_Problem requirements_. Select the lines below containing the word "background".

── Material for this exercise ──

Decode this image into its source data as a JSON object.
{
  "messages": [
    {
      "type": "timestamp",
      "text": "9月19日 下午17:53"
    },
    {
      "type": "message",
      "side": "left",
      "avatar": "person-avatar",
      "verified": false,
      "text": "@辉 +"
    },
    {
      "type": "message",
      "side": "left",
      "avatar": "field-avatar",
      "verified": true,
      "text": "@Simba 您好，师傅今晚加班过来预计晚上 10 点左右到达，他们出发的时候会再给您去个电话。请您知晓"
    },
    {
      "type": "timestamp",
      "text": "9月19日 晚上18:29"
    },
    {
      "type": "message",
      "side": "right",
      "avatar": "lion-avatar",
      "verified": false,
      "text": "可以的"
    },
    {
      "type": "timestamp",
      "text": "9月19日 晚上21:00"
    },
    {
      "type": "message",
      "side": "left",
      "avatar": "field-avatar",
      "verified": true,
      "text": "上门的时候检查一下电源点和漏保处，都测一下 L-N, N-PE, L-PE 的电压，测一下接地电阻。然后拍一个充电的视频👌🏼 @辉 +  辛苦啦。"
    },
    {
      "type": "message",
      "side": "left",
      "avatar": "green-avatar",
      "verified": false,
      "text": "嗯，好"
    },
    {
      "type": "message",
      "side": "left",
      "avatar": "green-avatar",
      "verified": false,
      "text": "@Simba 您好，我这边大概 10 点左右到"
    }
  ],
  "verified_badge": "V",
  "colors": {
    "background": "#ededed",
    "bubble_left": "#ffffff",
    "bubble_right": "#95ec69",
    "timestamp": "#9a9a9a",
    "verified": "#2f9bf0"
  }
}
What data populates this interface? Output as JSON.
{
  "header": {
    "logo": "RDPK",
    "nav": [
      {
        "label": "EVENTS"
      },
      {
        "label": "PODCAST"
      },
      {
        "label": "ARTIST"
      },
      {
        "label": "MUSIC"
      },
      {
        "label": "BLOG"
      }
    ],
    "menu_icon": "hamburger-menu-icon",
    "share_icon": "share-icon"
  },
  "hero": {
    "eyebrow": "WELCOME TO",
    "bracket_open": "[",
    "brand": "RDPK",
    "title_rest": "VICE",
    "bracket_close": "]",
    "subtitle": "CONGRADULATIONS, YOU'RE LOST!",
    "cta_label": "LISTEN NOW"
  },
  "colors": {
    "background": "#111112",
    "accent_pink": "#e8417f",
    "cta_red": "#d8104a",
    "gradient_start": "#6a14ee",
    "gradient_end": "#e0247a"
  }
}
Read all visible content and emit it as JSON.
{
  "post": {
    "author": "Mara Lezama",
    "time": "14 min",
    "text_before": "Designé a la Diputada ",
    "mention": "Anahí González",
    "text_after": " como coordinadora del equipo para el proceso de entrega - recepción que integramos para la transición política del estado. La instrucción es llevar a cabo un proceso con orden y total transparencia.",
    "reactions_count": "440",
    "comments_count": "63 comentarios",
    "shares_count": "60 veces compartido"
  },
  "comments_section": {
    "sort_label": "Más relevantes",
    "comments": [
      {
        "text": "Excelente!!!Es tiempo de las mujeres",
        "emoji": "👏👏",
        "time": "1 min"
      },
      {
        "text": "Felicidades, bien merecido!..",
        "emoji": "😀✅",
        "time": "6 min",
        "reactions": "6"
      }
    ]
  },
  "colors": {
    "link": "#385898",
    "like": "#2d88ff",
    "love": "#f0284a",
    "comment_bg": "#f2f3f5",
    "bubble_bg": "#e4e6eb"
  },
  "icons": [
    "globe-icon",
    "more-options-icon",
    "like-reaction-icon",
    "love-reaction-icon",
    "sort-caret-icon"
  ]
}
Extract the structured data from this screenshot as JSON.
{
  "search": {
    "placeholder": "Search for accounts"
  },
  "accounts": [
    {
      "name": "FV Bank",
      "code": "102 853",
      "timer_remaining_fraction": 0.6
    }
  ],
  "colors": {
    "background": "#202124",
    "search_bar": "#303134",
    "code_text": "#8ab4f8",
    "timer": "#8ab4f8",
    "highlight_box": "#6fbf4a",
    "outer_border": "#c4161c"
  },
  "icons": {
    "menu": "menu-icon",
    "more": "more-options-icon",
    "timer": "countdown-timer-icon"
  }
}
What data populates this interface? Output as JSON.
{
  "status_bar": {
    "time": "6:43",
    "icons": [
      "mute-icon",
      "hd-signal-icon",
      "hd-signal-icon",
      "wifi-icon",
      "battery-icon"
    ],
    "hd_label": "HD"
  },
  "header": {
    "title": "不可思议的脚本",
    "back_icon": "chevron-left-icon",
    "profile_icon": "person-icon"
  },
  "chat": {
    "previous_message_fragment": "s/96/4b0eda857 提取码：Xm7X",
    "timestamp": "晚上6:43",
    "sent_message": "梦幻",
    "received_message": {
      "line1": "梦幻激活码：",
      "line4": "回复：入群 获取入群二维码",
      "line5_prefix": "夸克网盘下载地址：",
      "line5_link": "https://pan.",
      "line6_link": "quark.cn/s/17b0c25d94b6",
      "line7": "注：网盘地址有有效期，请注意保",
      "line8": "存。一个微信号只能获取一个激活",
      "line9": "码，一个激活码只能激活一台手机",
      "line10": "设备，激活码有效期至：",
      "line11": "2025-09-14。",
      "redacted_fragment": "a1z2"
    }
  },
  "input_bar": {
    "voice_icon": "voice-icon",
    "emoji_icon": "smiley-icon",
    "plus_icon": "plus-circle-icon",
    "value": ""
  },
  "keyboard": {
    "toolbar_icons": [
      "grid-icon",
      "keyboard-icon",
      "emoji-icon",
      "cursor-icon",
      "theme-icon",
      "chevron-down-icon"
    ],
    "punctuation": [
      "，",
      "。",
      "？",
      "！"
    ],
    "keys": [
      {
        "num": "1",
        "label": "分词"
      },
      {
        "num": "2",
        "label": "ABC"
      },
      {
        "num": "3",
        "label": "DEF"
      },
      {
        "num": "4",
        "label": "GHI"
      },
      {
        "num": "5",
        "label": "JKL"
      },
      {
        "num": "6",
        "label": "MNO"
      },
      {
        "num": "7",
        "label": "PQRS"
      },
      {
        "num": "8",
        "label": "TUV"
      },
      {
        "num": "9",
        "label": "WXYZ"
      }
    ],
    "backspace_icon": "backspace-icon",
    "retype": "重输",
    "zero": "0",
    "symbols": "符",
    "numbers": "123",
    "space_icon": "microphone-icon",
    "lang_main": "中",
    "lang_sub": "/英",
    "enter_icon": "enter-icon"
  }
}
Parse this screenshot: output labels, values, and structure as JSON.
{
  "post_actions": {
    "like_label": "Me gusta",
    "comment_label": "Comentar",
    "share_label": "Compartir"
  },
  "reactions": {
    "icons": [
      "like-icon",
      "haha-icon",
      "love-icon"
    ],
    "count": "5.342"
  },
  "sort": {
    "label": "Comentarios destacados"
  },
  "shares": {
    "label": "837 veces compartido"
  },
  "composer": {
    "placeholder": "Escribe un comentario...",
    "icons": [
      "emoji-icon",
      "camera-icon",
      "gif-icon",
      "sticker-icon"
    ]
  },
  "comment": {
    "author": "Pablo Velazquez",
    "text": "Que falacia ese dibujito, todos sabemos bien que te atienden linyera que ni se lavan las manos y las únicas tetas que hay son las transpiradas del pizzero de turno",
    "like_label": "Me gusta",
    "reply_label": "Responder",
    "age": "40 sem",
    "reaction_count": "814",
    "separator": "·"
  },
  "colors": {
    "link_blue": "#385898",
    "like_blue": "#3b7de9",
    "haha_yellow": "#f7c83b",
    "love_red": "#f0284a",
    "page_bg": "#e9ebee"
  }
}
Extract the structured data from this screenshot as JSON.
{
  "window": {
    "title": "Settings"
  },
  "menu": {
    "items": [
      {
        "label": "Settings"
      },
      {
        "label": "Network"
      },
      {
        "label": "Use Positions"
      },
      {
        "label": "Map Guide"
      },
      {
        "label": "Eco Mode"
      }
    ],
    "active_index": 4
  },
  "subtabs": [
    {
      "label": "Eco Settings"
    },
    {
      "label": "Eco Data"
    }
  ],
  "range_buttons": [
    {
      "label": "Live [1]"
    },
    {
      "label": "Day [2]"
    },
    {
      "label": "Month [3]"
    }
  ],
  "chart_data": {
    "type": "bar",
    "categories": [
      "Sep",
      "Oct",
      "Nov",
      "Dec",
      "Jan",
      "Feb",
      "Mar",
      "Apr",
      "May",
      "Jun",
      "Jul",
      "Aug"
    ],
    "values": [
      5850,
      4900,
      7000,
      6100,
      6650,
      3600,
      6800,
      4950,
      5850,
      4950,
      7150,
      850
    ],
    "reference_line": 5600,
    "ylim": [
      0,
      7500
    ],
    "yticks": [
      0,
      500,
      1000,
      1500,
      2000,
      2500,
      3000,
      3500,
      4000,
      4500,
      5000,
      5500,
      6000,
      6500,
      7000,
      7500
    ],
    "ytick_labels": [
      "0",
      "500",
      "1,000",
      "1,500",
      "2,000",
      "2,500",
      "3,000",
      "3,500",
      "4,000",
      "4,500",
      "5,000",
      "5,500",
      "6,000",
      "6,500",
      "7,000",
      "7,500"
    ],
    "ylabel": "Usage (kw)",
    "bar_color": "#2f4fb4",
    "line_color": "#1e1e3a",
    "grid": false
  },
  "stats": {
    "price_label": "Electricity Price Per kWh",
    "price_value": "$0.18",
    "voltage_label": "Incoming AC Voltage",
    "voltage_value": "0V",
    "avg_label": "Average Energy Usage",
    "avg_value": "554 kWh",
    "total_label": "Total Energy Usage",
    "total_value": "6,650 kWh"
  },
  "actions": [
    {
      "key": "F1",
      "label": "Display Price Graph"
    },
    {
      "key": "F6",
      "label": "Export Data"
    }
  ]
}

───

_Completed task_.
    "background": "#ededed",
    "background": "#111112",
    "background": "#202124",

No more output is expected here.